■ **Problem details**:
Go through the listing and write out all of it exactly.

■ **Raw data**:
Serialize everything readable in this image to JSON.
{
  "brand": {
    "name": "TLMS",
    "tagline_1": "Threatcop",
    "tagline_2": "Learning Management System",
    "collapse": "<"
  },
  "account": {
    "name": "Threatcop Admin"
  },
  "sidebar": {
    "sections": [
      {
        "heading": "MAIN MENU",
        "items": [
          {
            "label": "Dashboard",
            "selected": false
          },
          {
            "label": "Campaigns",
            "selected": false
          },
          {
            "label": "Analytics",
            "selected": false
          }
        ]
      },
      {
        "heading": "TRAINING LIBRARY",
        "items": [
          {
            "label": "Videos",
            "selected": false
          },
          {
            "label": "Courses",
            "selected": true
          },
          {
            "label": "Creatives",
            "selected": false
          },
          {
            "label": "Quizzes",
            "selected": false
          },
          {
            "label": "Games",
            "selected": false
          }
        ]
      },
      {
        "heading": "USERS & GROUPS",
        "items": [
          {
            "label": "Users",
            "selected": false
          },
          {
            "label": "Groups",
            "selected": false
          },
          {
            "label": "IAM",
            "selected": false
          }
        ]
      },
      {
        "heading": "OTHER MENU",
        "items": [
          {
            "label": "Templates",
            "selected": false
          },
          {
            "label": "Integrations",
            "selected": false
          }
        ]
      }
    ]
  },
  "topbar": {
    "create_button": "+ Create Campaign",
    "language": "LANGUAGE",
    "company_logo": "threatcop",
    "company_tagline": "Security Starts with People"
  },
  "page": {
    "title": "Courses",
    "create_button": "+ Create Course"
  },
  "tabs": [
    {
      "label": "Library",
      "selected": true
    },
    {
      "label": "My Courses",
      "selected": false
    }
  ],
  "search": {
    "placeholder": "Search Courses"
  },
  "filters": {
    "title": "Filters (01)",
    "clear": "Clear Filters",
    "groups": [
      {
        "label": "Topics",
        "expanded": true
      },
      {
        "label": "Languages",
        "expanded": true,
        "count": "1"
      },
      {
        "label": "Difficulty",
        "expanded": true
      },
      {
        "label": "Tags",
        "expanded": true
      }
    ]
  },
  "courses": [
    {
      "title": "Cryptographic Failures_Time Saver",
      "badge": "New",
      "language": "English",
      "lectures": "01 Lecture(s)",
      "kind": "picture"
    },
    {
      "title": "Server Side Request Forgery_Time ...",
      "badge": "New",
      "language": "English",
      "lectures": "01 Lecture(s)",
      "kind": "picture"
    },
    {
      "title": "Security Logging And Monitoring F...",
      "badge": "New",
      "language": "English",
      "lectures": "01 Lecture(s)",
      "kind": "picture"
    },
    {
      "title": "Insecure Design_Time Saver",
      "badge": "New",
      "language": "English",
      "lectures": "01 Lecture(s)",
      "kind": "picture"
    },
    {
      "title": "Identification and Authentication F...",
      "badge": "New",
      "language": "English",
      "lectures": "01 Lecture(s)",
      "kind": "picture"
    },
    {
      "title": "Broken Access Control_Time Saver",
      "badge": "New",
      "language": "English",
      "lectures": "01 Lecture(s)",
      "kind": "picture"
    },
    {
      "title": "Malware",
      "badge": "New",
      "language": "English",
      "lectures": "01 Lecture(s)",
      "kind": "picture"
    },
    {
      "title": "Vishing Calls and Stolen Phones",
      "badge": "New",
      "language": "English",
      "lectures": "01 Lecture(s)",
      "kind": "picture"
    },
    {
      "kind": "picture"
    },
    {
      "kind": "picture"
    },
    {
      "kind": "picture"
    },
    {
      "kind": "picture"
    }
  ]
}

■ **Finished task**:
Serialize everything readable in this image to JSON.
{
  "brand": {
    "name": "TLMS",
    "tagline_1": "Threatcop",
    "tagline_2": "Learning Management System",
    "collapse": "<"
  },
  "account": {
    "name": "Threatcop Admin"
  },
  "sidebar": {
    "sections": [
      {
        "heading": "MAIN MENU",
        "items": [
          {
            "label": "Dashboard",
            "selected": false
          },
          {
            "label": "Campaigns",
            "selected": false
          },
          {
            "label": "Analytics",
            "selected": false
          }
        ]
      },
      {
        "heading": "TRAINING LIBRARY",
        "items": [
          {
            "label": "Videos",
            "selected": false
          },
          {
            "label": "Courses",
            "selected": true
          },
          {
            "label": "Creatives",
            "selected": false
          },
          {
            "label": "Quizzes",
            "selected": false
          },
          {
            "label": "Games",
            "selected": false
          }
        ]
      },
      {
        "heading": "USERS & GROUPS",
        "items": [
          {
            "label": "Users",
            "selected": false
          },
          {
            "label": "Groups",
            "selected": false
          },
          {
            "label": "IAM",
            "selected": false
          }
        ]
      },
      {
        "heading": "OTHER MENU",
        "items": [
          {
            "label": "Templates",
            "selected": false
          },
          {
            "label": "Integrations",
            "selected": false
          }
        ]
      }
    ]
  },
  "topbar": {
    "create_button": "+ Create Campaign",
    "language": "LANGUAGE",
    "company_logo": "threatcop",
    "company_tagline": "Security Starts with People"
  },
  "page": {
    "title": "Courses",
    "create_button": "+ Create Course"
  },
  "tabs": [
    {
      "label": "Library",
      "selected": true
    },
    {
      "label": "My Courses",
      "selected": false
    }
  ],
  "search": {
    "placeholder": "Search Courses"
  },
  "filters": {
    "title": "Filters (01)",
    "clear": "Clear Filters",
    "groups": [
      {
        "label": "Topics",
        "expanded": true
      },
      {
        "label": "Languages",
        "expanded": true,
        "count": "1"
      },
      {
        "label": "Difficulty",
        "expanded": true
      },
      {
        "label": "Tags",
        "expanded": true
      }
    ]
  },
  "courses": [
    {
      "title": "Cryptographic Failures_Time Saver",
      "badge": "New",
      "language": "English",
      "lectures": "01 Lecture(s)",
      "kind": "picture"
    },
    {
      "title": "Server Side Request Forgery_Time ...",
      "badge": "New",
      "language": "English",
      "lectures": "01 Lecture(s)",
      "kind": "picture"
    },
    {
      "title": "Security Logging And Monitoring F...",
      "badge": "New",
      "language": "English",
      "lectures": "01 Lecture(s)",
      "kind": "picture"
    },
    {
      "title": "Insecure Design_Time Saver",
      "badge": "New",
      "language": "English",
      "lectures": "01 Lecture(s)",
      "kind": "picture"
    },
    {
      "title": "Identification and Authentication F...",
      "badge": "New",
      "language": "English",
      "lectures": "01 Lecture(s)",
      "kind": "picture"
    },
    {
      "title": "Broken Access Control_Time Saver",
      "badge": "New",
      "language": "English",
      "lectures": "01 Lecture(s)",
      "kind": "picture"
    },
    {
      "title": "Malware",
      "badge": "New",
      "language": "English",
      "lectures": "01 Lecture(s)",
      "kind": "picture"
    },
    {
      "title": "Vishing Calls and Stolen Phones",
      "badge": "New",
      "language": "English",
      "lectures": "01 Lecture(s)",
      "kind": "picture"
    },
    {
      "kind": "picture"
    },
    {
      "kind": "picture"
    },
    {
      "kind": "picture"
    },
    {
      "kind": "picture"
    }
  ]
}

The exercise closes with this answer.